OBJECTIVE:
Can you quote the rows below word for word, leaving out the pictures?

GIVEN DATA:

>>>>>

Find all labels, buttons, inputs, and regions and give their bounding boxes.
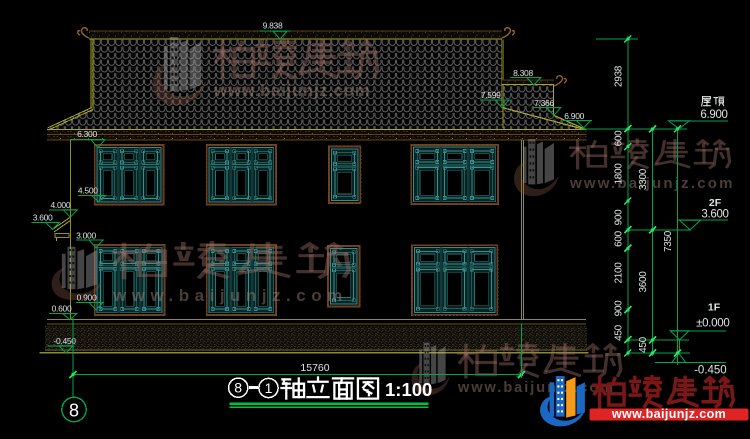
- svg-text:www.baijunjz.com: www.baijunjz.com: [457, 380, 615, 396]
- svg-text:7.599: 7.599: [481, 90, 501, 100]
- svg-text:7350: 7350: [663, 230, 674, 252]
- svg-text:1: 1: [265, 380, 273, 396]
- svg-text:600: 600: [614, 230, 625, 247]
- svg-text:4.000: 4.000: [51, 200, 71, 210]
- svg-text:450: 450: [614, 324, 625, 341]
- svg-text:-0.450: -0.450: [694, 364, 727, 376]
- svg-text:0.600: 0.600: [52, 304, 72, 314]
- svg-text:600: 600: [614, 130, 625, 147]
- svg-text:3600: 3600: [638, 271, 649, 293]
- svg-text:3300: 3300: [638, 168, 649, 190]
- svg-text:900: 900: [614, 209, 625, 226]
- svg-text:9.838: 9.838: [263, 21, 283, 31]
- svg-text:450: 450: [638, 336, 649, 353]
- svg-text:1F: 1F: [708, 302, 721, 314]
- svg-text:3.600: 3.600: [33, 212, 53, 222]
- svg-text:4.500: 4.500: [78, 186, 98, 196]
- svg-text:7.366: 7.366: [534, 98, 554, 108]
- svg-text:8: 8: [234, 380, 242, 396]
- svg-text:2F: 2F: [709, 197, 722, 209]
- svg-text:8.308: 8.308: [513, 68, 533, 78]
- svg-text:0.900: 0.900: [77, 293, 97, 303]
- svg-text:15760: 15760: [300, 362, 329, 374]
- svg-text:www.baijunjz.com: www.baijunjz.com: [213, 81, 370, 100]
- svg-text:2938: 2938: [614, 65, 625, 87]
- svg-text:6.900: 6.900: [564, 111, 584, 121]
- svg-text:±0.000: ±0.000: [696, 318, 729, 330]
- svg-text:3.000: 3.000: [76, 230, 96, 240]
- svg-text:www.baijunjz.com: www.baijunjz.com: [112, 286, 348, 305]
- svg-text:1800: 1800: [614, 163, 625, 185]
- svg-text:6.900: 6.900: [700, 109, 727, 121]
- svg-text:3.600: 3.600: [701, 208, 728, 220]
- svg-text:8: 8: [69, 401, 79, 421]
- svg-text:www.baijunjz.com: www.baijunjz.com: [611, 407, 726, 421]
- svg-text:2100: 2100: [614, 262, 625, 284]
- svg-text:www.baijunjz.com: www.baijunjz.com: [569, 175, 735, 192]
- svg-text:900: 900: [614, 300, 625, 317]
- svg-text:6.300: 6.300: [77, 129, 97, 139]
- svg-text:1:100: 1:100: [385, 379, 432, 400]
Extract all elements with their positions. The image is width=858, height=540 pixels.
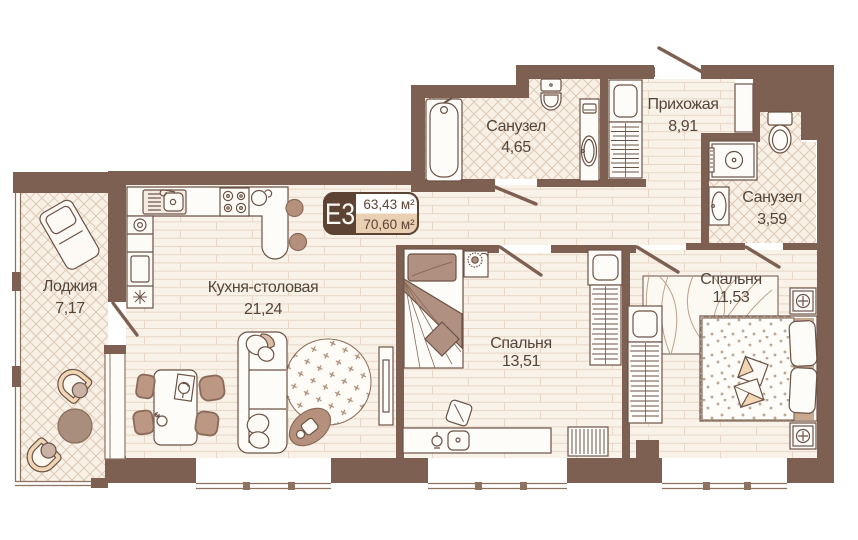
svg-text:3,59: 3,59 xyxy=(757,211,787,228)
svg-text:13,51: 13,51 xyxy=(502,353,541,370)
svg-text:Спальня: Спальня xyxy=(700,271,762,288)
svg-text:21,24: 21,24 xyxy=(244,301,283,318)
svg-text:63,43 м²: 63,43 м² xyxy=(363,197,415,212)
svg-text:7,17: 7,17 xyxy=(55,300,85,317)
svg-text:4,65: 4,65 xyxy=(501,139,531,156)
svg-text:Е3: Е3 xyxy=(325,197,355,231)
svg-text:8,91: 8,91 xyxy=(668,118,698,135)
svg-text:70,60 м²: 70,60 м² xyxy=(363,217,415,232)
svg-text:Санузел: Санузел xyxy=(486,118,546,135)
svg-text:Спальня: Спальня xyxy=(490,335,552,352)
svg-text:Санузел: Санузел xyxy=(742,189,802,206)
svg-text:Кухня-столовая: Кухня-столовая xyxy=(208,279,319,296)
svg-text:Прихожая: Прихожая xyxy=(648,96,719,113)
svg-text:11,53: 11,53 xyxy=(713,289,750,306)
svg-text:Лоджия: Лоджия xyxy=(43,278,97,295)
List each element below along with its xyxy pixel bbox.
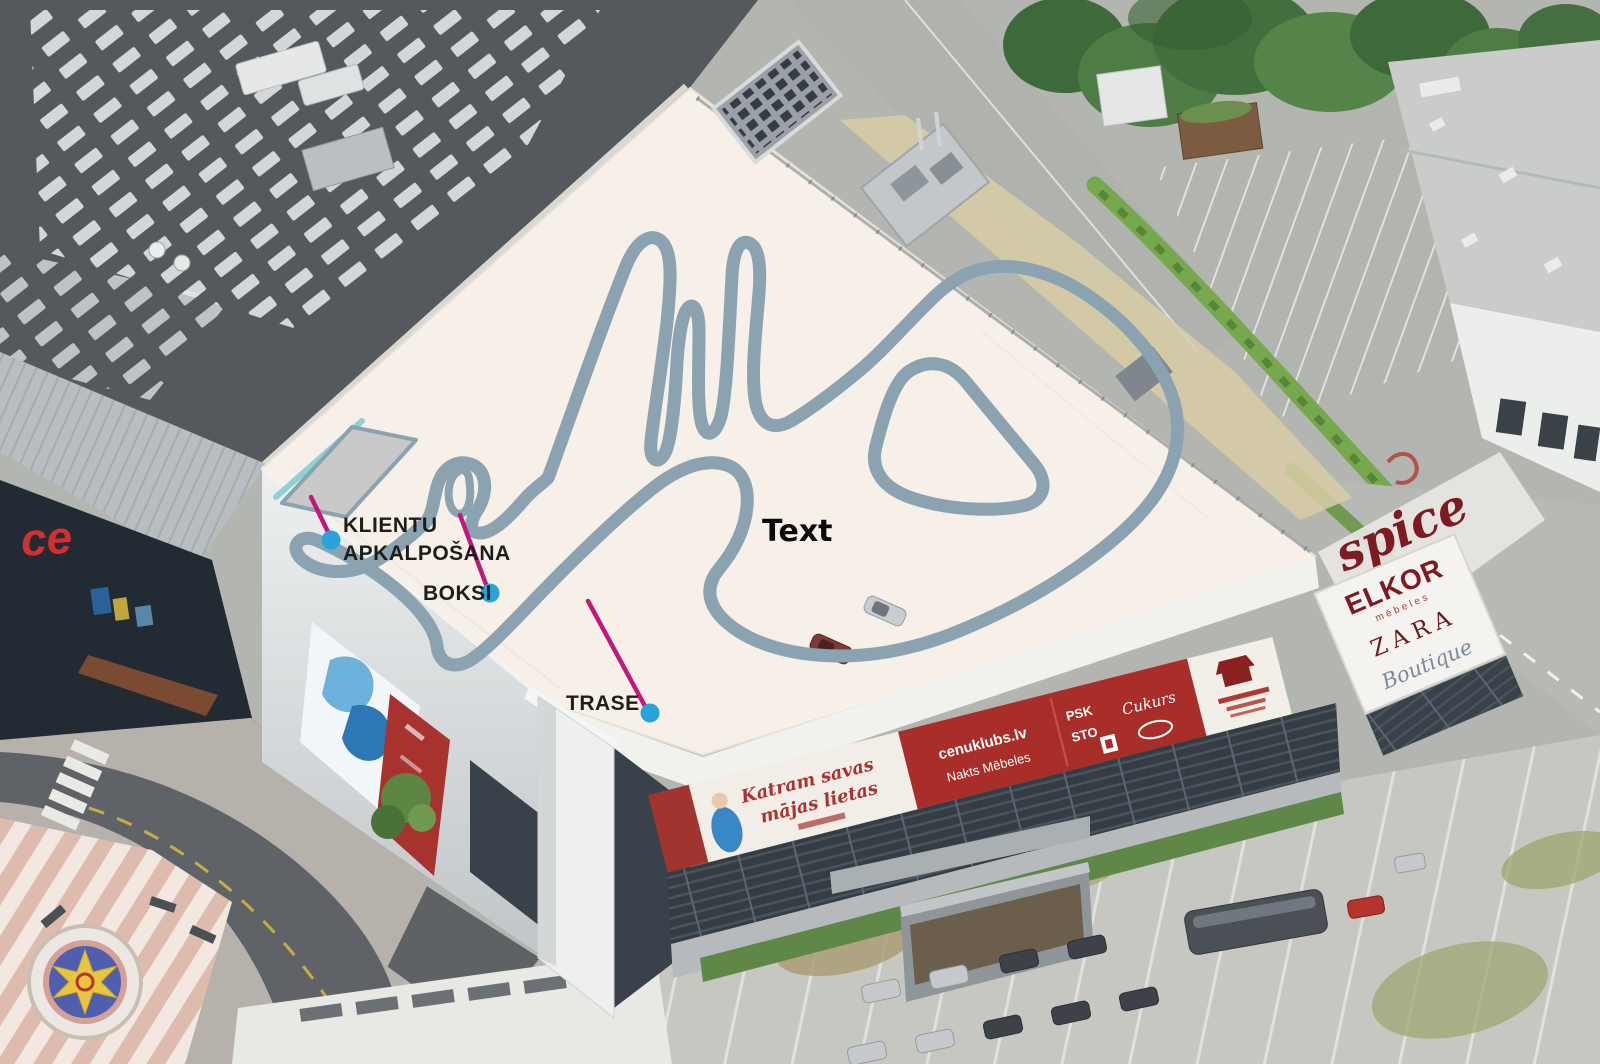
- center-text-note: Text: [762, 514, 833, 549]
- label-klientu-line2: APKALPOŠANA: [343, 541, 511, 565]
- spice-glass-letters: ce: [19, 511, 74, 566]
- label-klientu-line1: KLIENTU: [343, 514, 438, 537]
- aerial-annotated-map: ce: [0, 0, 1600, 1064]
- dot-trase: [641, 704, 660, 723]
- label-boksi: BOKSI: [423, 582, 492, 605]
- scene-canvas: ce: [0, 0, 1600, 1064]
- label-trase: TRASE: [566, 692, 640, 715]
- dot-klientu: [322, 531, 341, 550]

<<<<<

COMPLETE RESPONSE:
Find all labels, buttons, inputs, and regions and give their bounding boxes.
- svg-text:www.baijunjz.com: www.baijunjz.com: [457, 380, 615, 396]
- svg-text:7.599: 7.599: [481, 90, 501, 100]
- svg-text:7350: 7350: [663, 230, 674, 252]
- svg-text:1: 1: [265, 380, 273, 396]
- svg-text:600: 600: [614, 230, 625, 247]
- svg-text:4.000: 4.000: [51, 200, 71, 210]
- svg-text:450: 450: [614, 324, 625, 341]
- svg-text:-0.450: -0.450: [694, 364, 727, 376]
- svg-text:0.600: 0.600: [52, 304, 72, 314]
- svg-text:600: 600: [614, 130, 625, 147]
- svg-text:3600: 3600: [638, 271, 649, 293]
- svg-text:3300: 3300: [638, 168, 649, 190]
- svg-text:900: 900: [614, 209, 625, 226]
- svg-text:9.838: 9.838: [263, 21, 283, 31]
- svg-text:450: 450: [638, 336, 649, 353]
- svg-text:1F: 1F: [708, 302, 721, 314]
- svg-text:3.600: 3.600: [33, 212, 53, 222]
- svg-text:4.500: 4.500: [78, 186, 98, 196]
- svg-text:7.366: 7.366: [534, 98, 554, 108]
- svg-text:8: 8: [234, 380, 242, 396]
- svg-text:2F: 2F: [709, 197, 722, 209]
- svg-text:8.308: 8.308: [513, 68, 533, 78]
- svg-text:0.900: 0.900: [77, 293, 97, 303]
- svg-text:15760: 15760: [300, 362, 329, 374]
- svg-text:www.baijunjz.com: www.baijunjz.com: [213, 81, 370, 100]
- svg-text:2938: 2938: [614, 65, 625, 87]
- svg-text:6.900: 6.900: [564, 111, 584, 121]
- svg-text:±0.000: ±0.000: [696, 318, 729, 330]
- svg-text:3.000: 3.000: [76, 230, 96, 240]
- svg-text:www.baijunjz.com: www.baijunjz.com: [112, 286, 348, 305]
- svg-text:1800: 1800: [614, 163, 625, 185]
- svg-text:6.900: 6.900: [700, 109, 727, 121]
- svg-text:3.600: 3.600: [701, 208, 728, 220]
- svg-text:8: 8: [69, 401, 79, 421]
- svg-text:www.baijunjz.com: www.baijunjz.com: [611, 407, 726, 421]
- svg-text:2100: 2100: [614, 262, 625, 284]
- svg-text:www.baijunjz.com: www.baijunjz.com: [569, 175, 735, 192]
- svg-text:900: 900: [614, 300, 625, 317]
- svg-text:6.300: 6.300: [77, 129, 97, 139]
- svg-text:1:100: 1:100: [385, 379, 432, 400]
Extract all elements with their positions. The image is width=858, height=540 pixels.
svg-text:3,59: 3,59 xyxy=(757,211,787,228)
svg-text:13,51: 13,51 xyxy=(502,353,541,370)
svg-text:Спальня: Спальня xyxy=(700,271,762,288)
svg-text:21,24: 21,24 xyxy=(244,301,283,318)
svg-text:63,43 м²: 63,43 м² xyxy=(363,197,415,212)
svg-text:7,17: 7,17 xyxy=(55,300,85,317)
svg-text:4,65: 4,65 xyxy=(501,139,531,156)
svg-text:Е3: Е3 xyxy=(325,197,355,231)
svg-text:8,91: 8,91 xyxy=(668,118,698,135)
svg-text:70,60 м²: 70,60 м² xyxy=(363,217,415,232)
svg-text:Санузел: Санузел xyxy=(486,118,546,135)
svg-text:Спальня: Спальня xyxy=(490,335,552,352)
svg-text:Санузел: Санузел xyxy=(742,189,802,206)
svg-text:Кухня-столовая: Кухня-столовая xyxy=(208,279,319,296)
svg-text:Прихожая: Прихожая xyxy=(648,96,719,113)
svg-text:11,53: 11,53 xyxy=(713,289,750,306)
svg-text:Лоджия: Лоджия xyxy=(43,278,97,295)
List each element below along with its xyxy pixel bbox.
- center-text-note: Text: [762, 514, 833, 549]
- label-klientu-line2: APKALPOŠANA: [343, 541, 511, 565]
- spice-glass-letters: ce: [19, 511, 74, 566]
- label-klientu-line1: KLIENTU: [343, 514, 438, 537]
- aerial-annotated-map: ce: [0, 0, 1600, 1064]
- dot-trase: [641, 704, 660, 723]
- label-boksi: BOKSI: [423, 582, 492, 605]
- scene-canvas: ce: [0, 0, 1600, 1064]
- label-trase: TRASE: [566, 692, 640, 715]
- dot-klientu: [322, 531, 341, 550]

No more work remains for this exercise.